Requirements: Give the data below again exactly as written, without its pictures.

Input rows:

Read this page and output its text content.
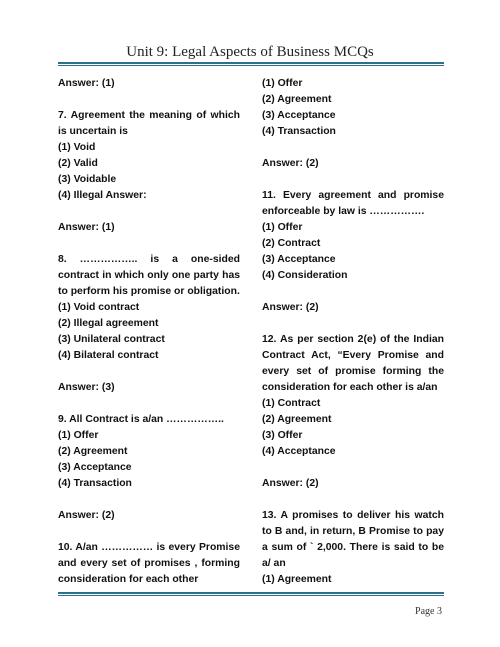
Unit 9: Legal Aspects of Business MCQs

Answer: (1)

7. Agreement the meaning of which is uncertain is

(1) Void

(2) Valid

(3) Voidable

(4) Illegal Answer:

Answer: (1)

8. …………….. is a one-sided contract in which only one party has to perform his promise or obligation.

(1) Void contract

(2) Illegal agreement

(3) Unilateral contract

(4) Bilateral contract

Answer: (3)

9. All Contract is a/an ……………..

(1) Offer

(2) Agreement

(3) Acceptance

(4) Transaction

Answer: (2)

10. A/an …………… is every Promise and every set of promises , forming consideration for each other

(1) Offer

(2) Agreement

(3) Acceptance

(4) Transaction

Answer: (2)

11. Every agreement and promise enforceable by law is …………….

(1) Offer

(2) Contract

(3) Acceptance

(4) Consideration

Answer: (2)

12. As per section 2(e) of the Indian Contract Act, “Every Promise and every set of promise forming the consideration for each other is a/an

(1) Contract

(2) Agreement

(3) Offer

(4) Acceptance

Answer: (2)

13. A promises to deliver his watch to B and, in return, B Promise to pay a sum of ` 2,000. There is said to be a/ an

(1) Agreement

Page 3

Expected output:
Read this page and output its text content.
Unit 9: Legal Aspects of Business MCQs

Answer: (1)

7. Agreement the meaning of which is uncertain is

(1) Void

(2) Valid

(3) Voidable

(4) Illegal Answer:

Answer: (1)

8. …………….. is a one-sided contract in which only one party has to perform his promise or obligation.

(1) Void contract

(2) Illegal agreement

(3) Unilateral contract

(4) Bilateral contract

Answer: (3)

9. All Contract is a/an ……………..

(1) Offer

(2) Agreement

(3) Acceptance

(4) Transaction

Answer: (2)

10. A/an …………… is every Promise and every set of promises , forming consideration for each other

(1) Offer

(2) Agreement

(3) Acceptance

(4) Transaction

Answer: (2)

11. Every agreement and promise enforceable by law is …………….

(1) Offer

(2) Contract

(3) Acceptance

(4) Consideration

Answer: (2)

12. As per section 2(e) of the Indian Contract Act, “Every Promise and every set of promise forming the consideration for each other is a/an

(1) Contract

(2) Agreement

(3) Offer

(4) Acceptance

Answer: (2)

13. A promises to deliver his watch to B and, in return, B Promise to pay a sum of ` 2,000. There is said to be a/ an

(1) Agreement

Page 3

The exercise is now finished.